How to complete this task:
Pull every "beschlossen" line out of the data below.

Page image transcription data

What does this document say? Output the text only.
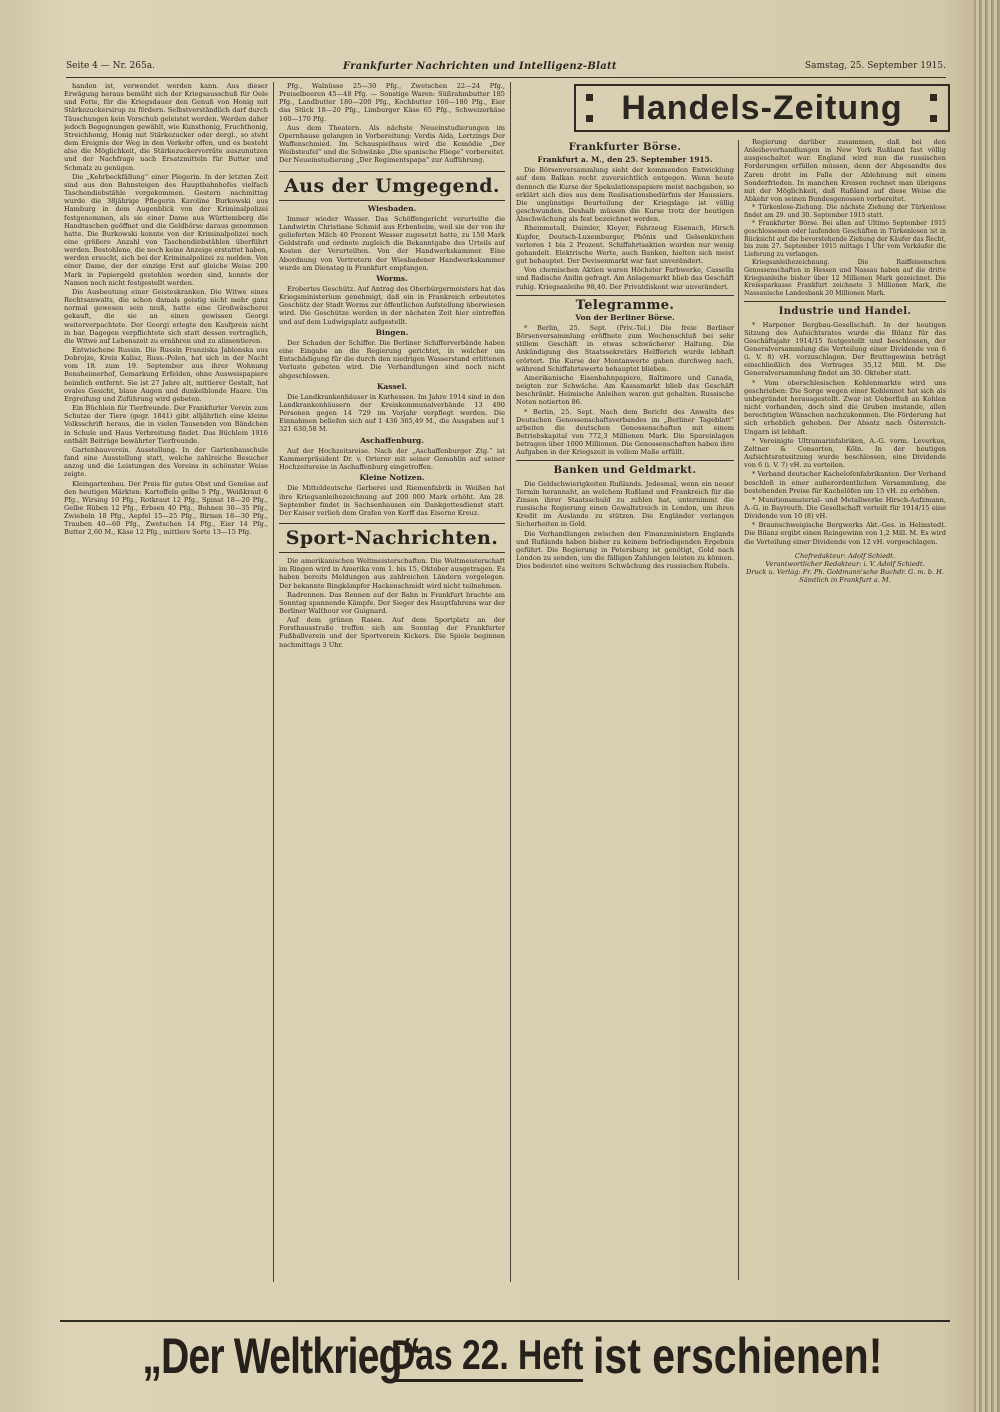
Seite 4 — Nr. 265a.	Frankfurter Nachrichten und Intelligenz-Blatt	Samstag, 25. September 1915.

handen ist, verwendet werden kann. Aus dieser Erwägung heraus bemüht sich der Kriegsausschuß für Oele und Fette, für die Kriegsdauer den Genuß von Honig mit Stärkezuckersirup zu fördern. Selbstverständlich darf durch Täuschungen kein Vorschub geleistet werden. Werden daher jedoch Begegnungen gewählt, wie Kunsthonig, Fruchthonig, Streichhonig, Honig mit Stärkezucker oder dergl., so steht dem Ereignis der Weg in den Verkehr offen, und es besteht also die Möglichkeit, die Stärkezuckervorräte auszunutzen und der Nachfrage nach Ersatzmitteln für Butter und Schmalz zu genügen.

Die „Kehrbeckfällung“ einer Plegerin. In der letzten Zeit sind aus den Bahnsteigen des Hauptbahnhofes vielfach Taschendiebstähle vorgekommen. Gestern nachmittag wurde die 38jährige Pflegerin Karoline Burkowski aus Hamburg in dem Augenblick von der Kriminalpolizei festgenommen, als sie einer Dame aus Württemberg die Handtaschen geöffnet und die Geldbörse daraus genommen hatte. Die Burkowski konnte von der Kriminalpolizei noch eine größere Anzahl von Taschendiebstählen überführt werden. Bestohlene, die noch keine Anzeige erstattet haben, werden ersucht, sich bei der Kriminalpolizei zu melden. Von einer Dame, der der einzige Erst auf gleiche Weise 200 Mark in Papiergeld gestohlen worden sind, konnte der Namen noch nicht festgestellt werden.

Die Ausbeutung einer Geisteskranken. Die Witwe eines Rechtsanwalts, die schon damals geistig nicht mehr ganz normal gewesen sein muß, hatte eine Großwäscherei gekauft, die sie an einen gewissen Georgi weiterverpachtete. Der Georgi erlegte den Kaufpreis nicht in bar. Dagegen verpflichtete sich statt dessen vertraglich, die Witwe auf Lebenszeit zu ernähren und zu alimentieren.

Entwischene Russin. Die Russin Franziska Jablonska aus Dobrojze, Kreis Kalisz, Russ.-Polen, hat sich in der Nacht vom 18. zum 19. September aus ihrer Wohnung Bensheimerhof, Gemarkung Erfelden, ohne Ausweispapiere heimlich entfernt. Sie ist 27 Jahre alt, mittlerer Gestalt, hat ovales Gesicht, blaue Augen und dunkelblonde Haare. Um Ergreifung und Zuführung wird gebeten.

Ein Büchlein für Tierfreunde. Der Frankfurter Verein zum Schutze der Tiere (gegr. 1841) gibt alljährlich eine kleine Volksschrift heraus, die in vielen Tausenden von Bändchen in Schule und Haus Verbreitung findet. Das Büchlein 1916 enthält Beiträge bewährter Tierfreunde.

Gartenbauverein. Ausstellung. In der Gartenbauschule fand eine Ausstellung statt, welche zahlreiche Besucher anzog und die Leistungen des Vereins in schönster Weise zeigte.

Kleingartenbau. Der Preis für gutes Obst und Gemüse auf den heutigen Märkten: Kartoffeln gelbe 5 Pfg., Weißkraut 6 Pfg., Wirsing 10 Pfg., Rotkraut 12 Pfg., Spinat 18—20 Pfg., Gelbe Rüben 12 Pfg., Erbsen 40 Pfg., Bohnen 30—35 Pfg., Zwiebeln 18 Pfg., Aepfel 15—25 Pfg., Birnen 18—30 Pfg., Trauben 40—60 Pfg., Zwetschen 14 Pfg., Eier 14 Pfg., Butter 2,60 M., Käse 12 Pfg., mittlere Sorte 13—15 Pfg.

Pfg., Walnüsse 25—30 Pfg., Zwetschen 22—24 Pfg., Preiselbeeren 45—48 Pfg. — Sonstige Waren: Süßrahmbutter 185 Pfg., Landbutter 180—200 Pfg., Kochbutter 160—180 Pfg., Eier das Stück 18—20 Pfg., Limburger Käse 65 Pfg., Schweizerkäse 160—170 Pfg.

Aus dem Theatern. Als nächste Neueinstudierungen im Opernhause gelangen in Vorbereitung: Verdis Aida, Lortzings Der Waffenschmied. Im Schauspielhaus wird die Komödie „Der Weibsteufel“ und die Schwänke „Die spanische Fliege“ vorbereitet. Der Neueinstudierung „Der Regimentspapa“ zur Aufführung.

Aus der Umgegend.
Wiesbaden.

Immer wieder Wasser. Das Schöffengericht verurteilte die Landwirtin Christiane Schmid aus Erbenheim, weil sie der von ihr gelieferten Milch 40 Prozent Wasser zugesetzt hatte, zu 150 Mark Geldstrafe und ordnete zugleich die Bekanntgabe des Urteils auf Kosten der Verurteilten. Von der Handwerkskammer. Eine Abordnung von Vertretern der Wiesbadener Handwerkskammer wurde am Dienstag in Frankfurt empfangen.

Worms.

Erobertes Geschütz. Auf Antrag des Oberbürgermeisters hat das Kriegsministerium genehmigt, daß ein in Frankreich erbeutetes Geschütz der Stadt Worms zur öffentlichen Aufstellung überwiesen wird. Die Geschütze werden in der nächsten Zeit hier eintreffen und auf dem Ludwigsplatz aufgestellt.

Bingen.

Der Schaden der Schiffer. Die Berliner Schifferverbände haben eine Eingabe an die Regierung gerichtet, in welcher um Entschädigung für die durch den niedrigen Wasserstand erlittenen Verluste gebeten wird. Die Verhandlungen sind noch nicht abgeschlossen.

Kassel.

Die Landkrankenhäuser in Kurhessen. Im Jahre 1914 sind in den Landkrankenhäusern der Kreiskommunalverbände 13 490 Personen gegen 14 729 im Vorjahr verpflegt worden. Die Einnahmen beliefen sich auf 1 436 365,49 M., die Ausgaben auf 1 321 630,58 M.

Aschaffenburg.

Auf der Hochzeitsreise. Nach der „Aschaffenburger Ztg.“ ist Kammerpräsident Dr. v. Orterer mit seiner Gemahlin auf seiner Hochzeitsreise in Aschaffenburg eingetroffen.

Kleine Notizen.

Die Mitteldeutsche Gerberei und Riemenfabrik in Weißen hat ihre Kriegsanleihezeichnung auf 200 000 Mark erhöht. Am 28. September findet in Sachsenhausen ein Dankgottesdienst statt. Der Kaiser verlieh dem Grafen von Korff das Eiserne Kreuz.

Sport-Nachrichten.

Die amerikanischen Weltmeisterschaften. Die Weltmeisterschaft im Ringen wird in Amerika vom 1. bis 15. Oktober ausgetragen. Es haben bereits Meldungen aus zahlreichen Ländern vorgelegen. Der bekannte Ringkämpfer Hackenschmidt wird nicht teilnehmen.

Radrennen. Das Rennen auf der Bahn in Frankfurt brachte am Sonntag spannende Kämpfe. Der Sieger des Hauptfahrens war der Berliner Walthour vor Guignard.

Auf dem grünen Rasen. Auf dem Sportplatz an der Forsthausstraße treffen sich am Sonntag der Frankfurter Fußballverein und der Sportverein Kickers. Die Spiele beginnen nachmittags 3 Uhr.

Handels-Zeitung
Frankfurter Börse.
Frankfurt a. M., den 25. September 1915.

Die Börsenversammlung sieht der kommenden Entwicklung auf dem Balkan recht zuversichtlich entgegen. Wenn heute dennoch die Kurse der Spekulationspapiere meist nachgaben, so erklärt sich dies aus dem Realisationsbedürfnis der Haussiers. Die ungünstige Beurteilung der Kriegslage ist völlig geschwunden. Deshalb müssen die Kurse trotz der heutigen Abschwächung als fest bezeichnet werden.

Rheinmetall, Daimler, Kleyer, Fahrzeug Eisenach, Hirsch Kupfer, Deutsch-Luxemburger, Phönix und Gelsenkirchen verloren 1 bis 2 Prozent. Schiffahrtsaktien wurden nur wenig gehandelt. Elektrische Werte, auch Banken, hielten sich meist gut behauptet. Der Devisenmarkt war fast unverändert.

Von chemischen Aktien waren Höchster Farbwerke, Cassella und Badische Anilin gefragt. Am Anlagemarkt blieb das Geschäft ruhig. Kriegsanleihe 98,40. Der Privatdiskont war unverändert.

Telegramme.
Von der Berliner Börse.

* Berlin, 25. Sept. (Priv.-Tel.) Die freie Berliner Börsenversammlung eröffnete zum Wochenschluß bei sehr stillem Geschäft in etwas schwächerer Haltung. Die Ankündigung des Staatssekretärs Helfferich wurde lebhaft erörtert. Die Kurse der Montanwerte gaben durchweg nach, während Schiffahrtswerte behauptet blieben.

Amerikanische Eisenbahnpapiere, Baltimore und Canada, neigten zur Schwäche. Am Kassamarkt blieb das Geschäft beschränkt. Heimische Anleihen waren gut gehalten. Russische Noten notierten 86.

* Berlin, 25. Sept. Nach dem Bericht des Anwalts des Deutschen Genossenschaftsverbandes im „Berliner Tageblatt“ arbeiten die deutschen Genossenschaften mit einem Betriebskapital von 772,3 Millionen Mark. Die Spareinlagen betragen über 1000 Millionen. Die Genossenschaften haben ihre Aufgaben in der Kriegszeit in vollem Maße erfüllt.

Banken und Geldmarkt.

Die Geldschwierigkeiten Rußlands. Jedesmal, wenn ein neuer Termin herannaht, an welchem Rußland und Frankreich für die Zinsen ihrer Staatsschuld zu zahlen hat, unternimmt die russische Regierung einen Gewaltstreich in London, um ihren Kredit im Auslande zu stützen. Die Engländer verlangen Sicherheiten in Gold.

Die Verhandlungen zwischen den Finanzministern Englands und Rußlands haben bisher zu keinem befriedigenden Ergebnis geführt. Die Regierung in Petersburg ist genötigt, Gold nach London zu senden, um die fälligen Zahlungen leisten zu können. Dies bedeutet eine weitere Schwächung des russischen Rubels.

Regierung darüber zusammen, daß bei den Anleiheverhandlungen in New York Rußland fast völlig ausgeschaltet war. England wird nun die russischen Forderungen erfüllen müssen, denn der Abgesandte des Zaren droht im Falle der Ablehnung mit einem Sonderfrieden. In manchen Kreisen rechnet man übrigens mit der Möglichkeit, daß Rußland auf diese Weise die Abkehr von seinen Bundesgenossen vorbereitet.

* Türkenlose-Ziehung. Die nächste Ziehung der Türkenlose findet am 29. und 30. September 1915 statt.

* Frankfurter Börse. Bei allen auf Ultimo September 1915 geschlossenen oder laufenden Geschäften in Türkenlosen ist in Rücksicht auf die bevorstehende Ziehung der Käufer das Recht, bis zum 27. September 1915 mittags 1 Uhr vom Verkäufer die Lieferung zu verlangen.

Kriegsanleihezeichnung. Die Raiffeisenschen Genossenschaften in Hessen und Nassau haben auf die dritte Kriegsanleihe bisher über 12 Millionen Mark gezeichnet. Die Kreissparkasse Frankfurt zeichnete 3 Millionen Mark, die Nassauische Landesbank 20 Millionen Mark.

Industrie und Handel.

* Harpener Bergbau-Gesellschaft. In der heutigen Sitzung des Aufsichtsrates wurde die Bilanz für das Geschäftsjahr 1914/15 festgestellt und beschlossen, der Generalversammlung die Verteilung einer Dividende von 6 (i. V. 8) vH. vorzuschlagen. Der Bruttogewinn beträgt einschließlich des Vortrages 35,12 Mill. M. Die Generalversammlung findet am 30. Oktober statt.

* Vom oberschlesischen Kohlenmarkte wird uns geschrieben: Die Sorge wegen einer Kohlennot hat sich als unbegründet herausgestellt. Zwar ist Ueberfluß an Kohlen nicht vorhanden, doch sind die Gruben imstande, allen berechtigten Wünschen nachzukommen. Die Förderung hat sich erheblich gehoben. Der Absatz nach Österreich-Ungarn ist lebhaft.

* Vereinigte Ultramarinfabriken, A.-G. vorm. Leverkus, Zeltner & Consorten, Köln. In der heutigen Aufsichtsratssitzung wurde beschlossen, eine Dividende von 6 (i. V. 7) vH. zu verteilen.

* Verband deutscher Kachelofenfabrikanten. Der Verband beschloß in einer außerordentlichen Versammlung, die bestehenden Preise für Kachelöfen um 15 vH. zu erhöhen.

* Munitionsmaterial- und Metallwerke Hirsch-Aufzmann, A.-G. in Bayreuth. Die Gesellschaft verteilt für 1914/15 eine Dividende von 10 (8) vH.

* Braunschweigische Bergwerks Akt.-Ges. in Helmstedt. Die Bilanz ergibt einen Reingewinn von 1,2 Mill. M. Es wird die Verteilung einer Dividende von 12 vH. vorgeschlagen.

Chefredakteur: Adolf Schiedt.
Verantwortlicher Redakteur: i. V. Adolf Schiedt.
Druck u. Verlag: Fr. Ph. Goldmann'sche Buchdr. G. m. b. H.
Sämtlich in Frankfurt a. M.
„Der Weltkrieg“
Das 22. Heft ist erschienen!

Exercise output:
* Harpener Bergbau-Gesellschaft. In der heutigen Sitzung des Aufsichtsrates wurde die Bilanz für das Geschäftsjahr 1914/15 festgestellt und beschlossen, der Generalversammlung die Verteilung einer Dividende von 6 (i. V. 8) vH. vorzuschlagen. Der Bruttogewinn beträgt einschließlich des Vortrages 35,12 Mill. M. Die Generalversammlung findet am 30. Oktober statt.
* Vereinigte Ultramarinfabriken, A.-G. vorm. Leverkus, Zeltner & Consorten, Köln. In der heutigen Aufsichtsratssitzung wurde beschlossen, eine Dividende von 6 (i. V. 7) vH. zu verteilen.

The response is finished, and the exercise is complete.